Directions for this task: Lift out each line of the data that holds "Mortgage".

───── Entries supplied

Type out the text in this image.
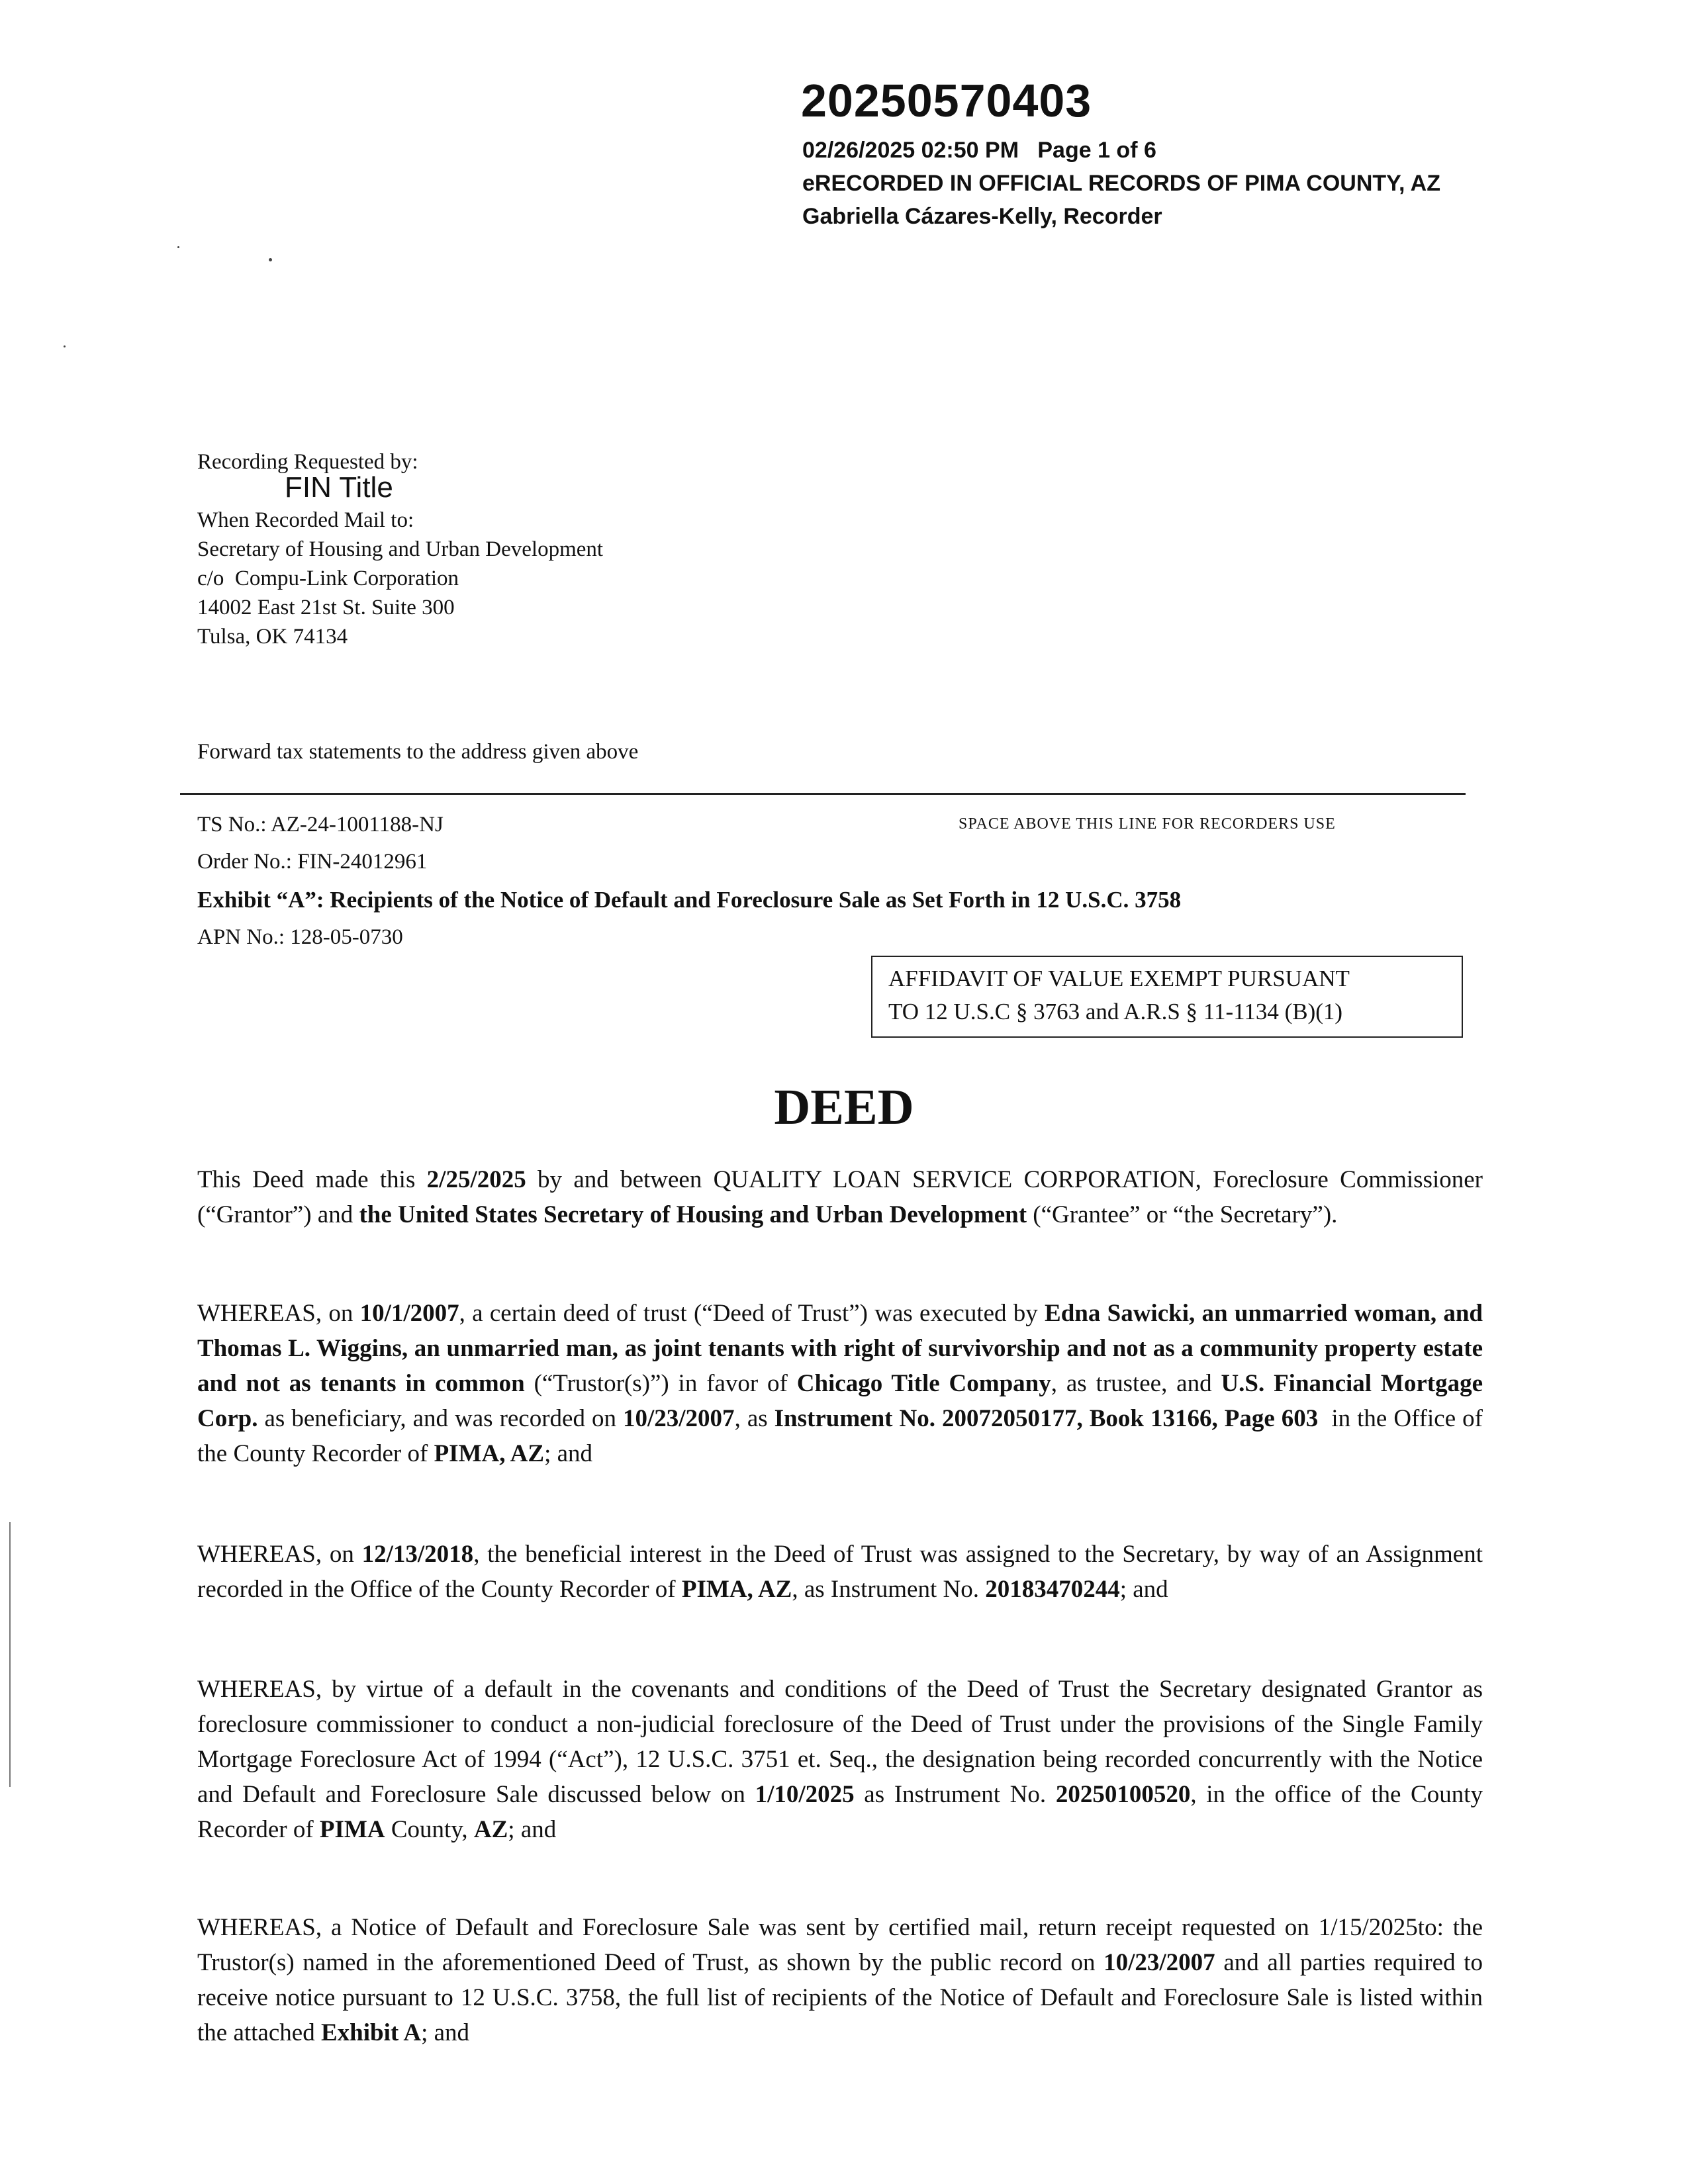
20250570403
02/26/2025 02:50 PM   Page 1 of 6
eRECORDED IN OFFICIAL RECORDS OF PIMA COUNTY, AZ
Gabriella Cázares-Kelly, Recorder
Recording Requested by:
FIN Title
When Recorded Mail to:
Secretary of Housing and Urban Development
c/o  Compu-Link Corporation
14002 East 21st St. Suite 300
Tulsa, OK 74134
Forward tax statements to the address given above
TS No.: AZ-24-1001188-NJ	SPACE ABOVE THIS LINE FOR RECORDERS USE
Order No.: FIN-24012961
Exhibit “A”: Recipients of the Notice of Default and Foreclosure Sale as Set Forth in 12 U.S.C. 3758
APN No.: 128-05-0730
AFFIDAVIT OF VALUE EXEMPT PURSUANT
TO 12 U.S.C § 3763 and A.R.S § 11-1134 (B)(1)
DEED
This Deed made this 2/25/2025 by and between QUALITY LOAN SERVICE CORPORATION, Foreclosure Commissioner (“Grantor”) and the United States Secretary of Housing and Urban Development (“Grantee” or “the Secretary”).
WHEREAS, on 10/1/2007, a certain deed of trust (“Deed of Trust”) was executed by Edna Sawicki, an unmarried woman, and Thomas L. Wiggins, an unmarried man, as joint tenants with right of survivorship and not as a community property estate and not as tenants in common (“Trustor(s)”) in favor of Chicago Title Company, as trustee, and U.S. Financial Mortgage Corp. as beneficiary, and was recorded on 10/23/2007, as Instrument No. 20072050177, Book 13166, Page 603  in the Office of the County Recorder of PIMA, AZ; and
WHEREAS, on 12/13/2018, the beneficial interest in the Deed of Trust was assigned to the Secretary, by way of an Assignment recorded in the Office of the County Recorder of PIMA, AZ, as Instrument No. 20183470244; and
WHEREAS, by virtue of a default in the covenants and conditions of the Deed of Trust the Secretary designated Grantor as foreclosure commissioner to conduct a non-judicial foreclosure of the Deed of Trust under the provisions of the Single Family Mortgage Foreclosure Act of 1994 (“Act”), 12 U.S.C. 3751 et. Seq., the designation being recorded concurrently with the Notice and Default and Foreclosure Sale discussed below on 1/10/2025 as Instrument No. 20250100520, in the office of the County Recorder of PIMA County, AZ; and
WHEREAS, a Notice of Default and Foreclosure Sale was sent by certified mail, return receipt requested on 1/15/2025to: the Trustor(s) named in the aforementioned Deed of Trust, as shown by the public record on 10/23/2007 and all parties required to receive notice pursuant to 12 U.S.C. 3758, the full list of recipients of the Notice of Default and Foreclosure Sale is listed within the attached Exhibit A; and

──────────

Written answer:
WHEREAS, on 10/1/2007, a certain deed of trust (“Deed of Trust”) was executed by Edna Sawicki, an unmarried woman, and Thomas L. Wiggins, an unmarried man, as joint tenants with right of survivorship and not as a community property estate and not as tenants in common (“Trustor(s)”) in favor of Chicago Title Company, as trustee, and U.S. Financial Mortgage Corp. as beneficiary, and was recorded on 10/23/2007, as Instrument No. 20072050177, Book 13166, Page 603  in the Office of the County Recorder of PIMA, AZ; and
WHEREAS, by virtue of a default in the covenants and conditions of the Deed of Trust the Secretary designated Grantor as foreclosure commissioner to conduct a non-judicial foreclosure of the Deed of Trust under the provisions of the Single Family Mortgage Foreclosure Act of 1994 (“Act”), 12 U.S.C. 3751 et. Seq., the designation being recorded concurrently with the Notice and Default and Foreclosure Sale discussed below on 1/10/2025 as Instrument No. 20250100520, in the office of the County Recorder of PIMA County, AZ; and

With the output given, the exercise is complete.